__JOB__.
Tell how many lines in these records contain the string "have", with only the number as the reply.

__DATA IN THIS EXERCISE__.
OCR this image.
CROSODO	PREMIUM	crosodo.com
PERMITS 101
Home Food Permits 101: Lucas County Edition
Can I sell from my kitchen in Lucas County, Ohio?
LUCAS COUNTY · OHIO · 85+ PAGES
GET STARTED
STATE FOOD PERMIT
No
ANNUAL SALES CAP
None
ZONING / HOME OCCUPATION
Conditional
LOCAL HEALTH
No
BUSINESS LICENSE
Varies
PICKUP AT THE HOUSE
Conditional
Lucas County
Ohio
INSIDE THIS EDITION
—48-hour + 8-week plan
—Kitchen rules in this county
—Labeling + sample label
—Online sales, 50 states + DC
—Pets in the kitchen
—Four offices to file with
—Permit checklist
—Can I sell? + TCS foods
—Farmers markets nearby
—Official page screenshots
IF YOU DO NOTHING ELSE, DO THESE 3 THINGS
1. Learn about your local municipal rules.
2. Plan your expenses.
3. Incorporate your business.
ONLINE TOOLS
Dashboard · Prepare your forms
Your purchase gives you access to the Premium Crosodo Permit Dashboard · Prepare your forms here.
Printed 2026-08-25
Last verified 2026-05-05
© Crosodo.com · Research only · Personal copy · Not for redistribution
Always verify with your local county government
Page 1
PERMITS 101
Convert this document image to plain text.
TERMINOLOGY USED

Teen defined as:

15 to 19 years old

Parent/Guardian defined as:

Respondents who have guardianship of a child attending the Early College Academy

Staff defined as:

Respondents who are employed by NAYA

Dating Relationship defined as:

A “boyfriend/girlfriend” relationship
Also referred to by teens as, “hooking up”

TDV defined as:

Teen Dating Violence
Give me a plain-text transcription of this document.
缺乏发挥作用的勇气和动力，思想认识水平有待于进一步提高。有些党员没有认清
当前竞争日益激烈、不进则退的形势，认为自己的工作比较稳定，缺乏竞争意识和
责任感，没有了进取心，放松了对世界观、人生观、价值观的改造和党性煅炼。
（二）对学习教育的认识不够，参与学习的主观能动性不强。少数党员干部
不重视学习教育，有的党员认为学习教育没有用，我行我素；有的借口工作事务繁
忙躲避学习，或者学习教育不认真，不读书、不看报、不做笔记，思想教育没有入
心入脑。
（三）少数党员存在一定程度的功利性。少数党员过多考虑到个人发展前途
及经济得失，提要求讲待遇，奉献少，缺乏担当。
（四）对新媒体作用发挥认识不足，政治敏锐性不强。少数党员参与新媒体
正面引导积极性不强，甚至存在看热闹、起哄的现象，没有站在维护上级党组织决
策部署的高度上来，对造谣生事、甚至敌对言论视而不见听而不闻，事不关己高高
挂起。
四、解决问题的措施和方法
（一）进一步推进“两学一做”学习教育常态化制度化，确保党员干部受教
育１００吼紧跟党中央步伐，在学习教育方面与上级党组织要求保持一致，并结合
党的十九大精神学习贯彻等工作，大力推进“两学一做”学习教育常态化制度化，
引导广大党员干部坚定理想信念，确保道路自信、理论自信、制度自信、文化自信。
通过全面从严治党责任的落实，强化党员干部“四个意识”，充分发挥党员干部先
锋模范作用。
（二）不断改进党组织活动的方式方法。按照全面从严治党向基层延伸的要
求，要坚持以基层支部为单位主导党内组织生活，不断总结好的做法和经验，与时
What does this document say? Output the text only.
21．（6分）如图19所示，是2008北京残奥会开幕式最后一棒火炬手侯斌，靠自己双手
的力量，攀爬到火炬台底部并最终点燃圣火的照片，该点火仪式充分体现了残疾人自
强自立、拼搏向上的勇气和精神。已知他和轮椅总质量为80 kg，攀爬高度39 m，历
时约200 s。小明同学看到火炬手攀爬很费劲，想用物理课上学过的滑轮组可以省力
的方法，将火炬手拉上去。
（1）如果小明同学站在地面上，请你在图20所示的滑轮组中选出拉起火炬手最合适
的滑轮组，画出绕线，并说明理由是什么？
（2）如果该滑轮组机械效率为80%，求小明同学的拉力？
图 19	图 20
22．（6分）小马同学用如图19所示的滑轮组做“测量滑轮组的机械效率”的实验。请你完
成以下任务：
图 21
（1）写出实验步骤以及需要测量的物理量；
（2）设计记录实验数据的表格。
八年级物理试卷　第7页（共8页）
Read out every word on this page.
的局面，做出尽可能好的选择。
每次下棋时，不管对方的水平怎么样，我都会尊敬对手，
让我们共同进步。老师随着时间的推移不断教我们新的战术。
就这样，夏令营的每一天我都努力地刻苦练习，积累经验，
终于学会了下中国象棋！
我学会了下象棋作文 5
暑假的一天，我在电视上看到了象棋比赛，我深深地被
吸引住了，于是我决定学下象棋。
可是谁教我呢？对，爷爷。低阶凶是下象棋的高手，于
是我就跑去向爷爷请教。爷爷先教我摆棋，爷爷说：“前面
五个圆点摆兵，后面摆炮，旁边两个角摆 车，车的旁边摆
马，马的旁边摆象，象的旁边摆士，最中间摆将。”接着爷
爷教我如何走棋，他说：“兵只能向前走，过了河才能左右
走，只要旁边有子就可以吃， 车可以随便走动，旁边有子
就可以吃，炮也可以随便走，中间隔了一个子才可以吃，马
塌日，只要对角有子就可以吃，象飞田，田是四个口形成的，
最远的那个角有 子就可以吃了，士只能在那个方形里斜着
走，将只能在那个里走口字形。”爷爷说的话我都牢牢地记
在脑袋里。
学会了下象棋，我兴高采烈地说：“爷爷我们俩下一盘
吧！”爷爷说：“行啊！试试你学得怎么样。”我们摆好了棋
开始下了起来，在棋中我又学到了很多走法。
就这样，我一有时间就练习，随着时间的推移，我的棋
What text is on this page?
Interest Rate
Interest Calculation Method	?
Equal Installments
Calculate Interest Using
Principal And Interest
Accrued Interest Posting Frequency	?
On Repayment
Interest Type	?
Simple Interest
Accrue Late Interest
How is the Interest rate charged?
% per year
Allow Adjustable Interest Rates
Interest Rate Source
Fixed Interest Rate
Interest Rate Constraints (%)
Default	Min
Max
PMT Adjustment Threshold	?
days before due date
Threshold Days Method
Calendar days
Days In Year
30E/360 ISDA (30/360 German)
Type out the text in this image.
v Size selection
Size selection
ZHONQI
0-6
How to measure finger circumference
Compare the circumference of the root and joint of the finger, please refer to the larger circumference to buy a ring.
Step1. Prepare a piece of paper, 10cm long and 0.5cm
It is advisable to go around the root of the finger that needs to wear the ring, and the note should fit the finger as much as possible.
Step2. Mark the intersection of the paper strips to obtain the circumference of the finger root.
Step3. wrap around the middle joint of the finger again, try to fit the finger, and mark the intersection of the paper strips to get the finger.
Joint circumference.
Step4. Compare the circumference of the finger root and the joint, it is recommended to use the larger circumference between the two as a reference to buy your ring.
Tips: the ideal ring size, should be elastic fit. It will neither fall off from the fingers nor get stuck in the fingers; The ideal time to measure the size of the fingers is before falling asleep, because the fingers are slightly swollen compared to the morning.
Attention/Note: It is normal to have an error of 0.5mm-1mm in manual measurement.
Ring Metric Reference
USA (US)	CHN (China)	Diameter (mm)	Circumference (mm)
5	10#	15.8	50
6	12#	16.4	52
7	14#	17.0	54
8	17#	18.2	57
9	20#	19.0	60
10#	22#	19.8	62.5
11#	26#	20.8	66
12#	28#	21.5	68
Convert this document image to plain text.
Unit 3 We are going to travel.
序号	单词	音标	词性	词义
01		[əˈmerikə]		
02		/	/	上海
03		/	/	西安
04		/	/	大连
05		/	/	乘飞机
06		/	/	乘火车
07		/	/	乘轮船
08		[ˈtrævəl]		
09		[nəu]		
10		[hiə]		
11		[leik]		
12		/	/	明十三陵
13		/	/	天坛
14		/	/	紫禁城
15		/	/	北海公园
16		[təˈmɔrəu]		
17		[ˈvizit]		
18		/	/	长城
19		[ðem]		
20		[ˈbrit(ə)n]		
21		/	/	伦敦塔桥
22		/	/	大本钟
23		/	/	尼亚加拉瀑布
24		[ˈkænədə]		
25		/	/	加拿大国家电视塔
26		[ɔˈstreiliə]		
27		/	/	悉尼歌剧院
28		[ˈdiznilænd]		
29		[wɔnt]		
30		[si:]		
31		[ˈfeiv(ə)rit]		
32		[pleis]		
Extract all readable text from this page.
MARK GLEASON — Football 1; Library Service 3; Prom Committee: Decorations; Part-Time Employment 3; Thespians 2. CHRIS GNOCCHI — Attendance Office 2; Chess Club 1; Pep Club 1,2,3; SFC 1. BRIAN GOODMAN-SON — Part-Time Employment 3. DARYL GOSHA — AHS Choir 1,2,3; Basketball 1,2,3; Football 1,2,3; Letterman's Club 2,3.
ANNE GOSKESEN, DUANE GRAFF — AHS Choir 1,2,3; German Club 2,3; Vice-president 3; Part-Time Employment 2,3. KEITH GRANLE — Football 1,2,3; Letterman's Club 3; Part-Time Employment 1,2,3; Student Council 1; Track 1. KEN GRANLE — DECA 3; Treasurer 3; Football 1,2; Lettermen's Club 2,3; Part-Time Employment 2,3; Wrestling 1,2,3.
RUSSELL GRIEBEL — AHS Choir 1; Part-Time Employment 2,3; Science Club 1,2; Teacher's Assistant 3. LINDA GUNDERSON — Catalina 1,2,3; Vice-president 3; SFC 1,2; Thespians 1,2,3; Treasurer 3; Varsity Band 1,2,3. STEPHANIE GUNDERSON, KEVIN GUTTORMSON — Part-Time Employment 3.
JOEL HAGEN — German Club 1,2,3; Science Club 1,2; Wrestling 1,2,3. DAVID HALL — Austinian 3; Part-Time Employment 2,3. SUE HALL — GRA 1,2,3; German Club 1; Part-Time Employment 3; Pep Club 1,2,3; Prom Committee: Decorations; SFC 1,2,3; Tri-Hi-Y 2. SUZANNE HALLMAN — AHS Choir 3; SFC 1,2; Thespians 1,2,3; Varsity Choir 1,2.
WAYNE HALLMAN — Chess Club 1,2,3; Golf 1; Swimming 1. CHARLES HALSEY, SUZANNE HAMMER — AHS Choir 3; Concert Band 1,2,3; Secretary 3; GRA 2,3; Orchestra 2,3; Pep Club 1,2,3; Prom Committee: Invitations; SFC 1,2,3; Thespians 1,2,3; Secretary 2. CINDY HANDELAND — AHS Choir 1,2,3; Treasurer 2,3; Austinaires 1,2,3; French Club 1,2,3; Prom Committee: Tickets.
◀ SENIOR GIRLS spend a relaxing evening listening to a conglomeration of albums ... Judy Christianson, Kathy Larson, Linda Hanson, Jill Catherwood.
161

__ANSWER TO THE TASK__.
2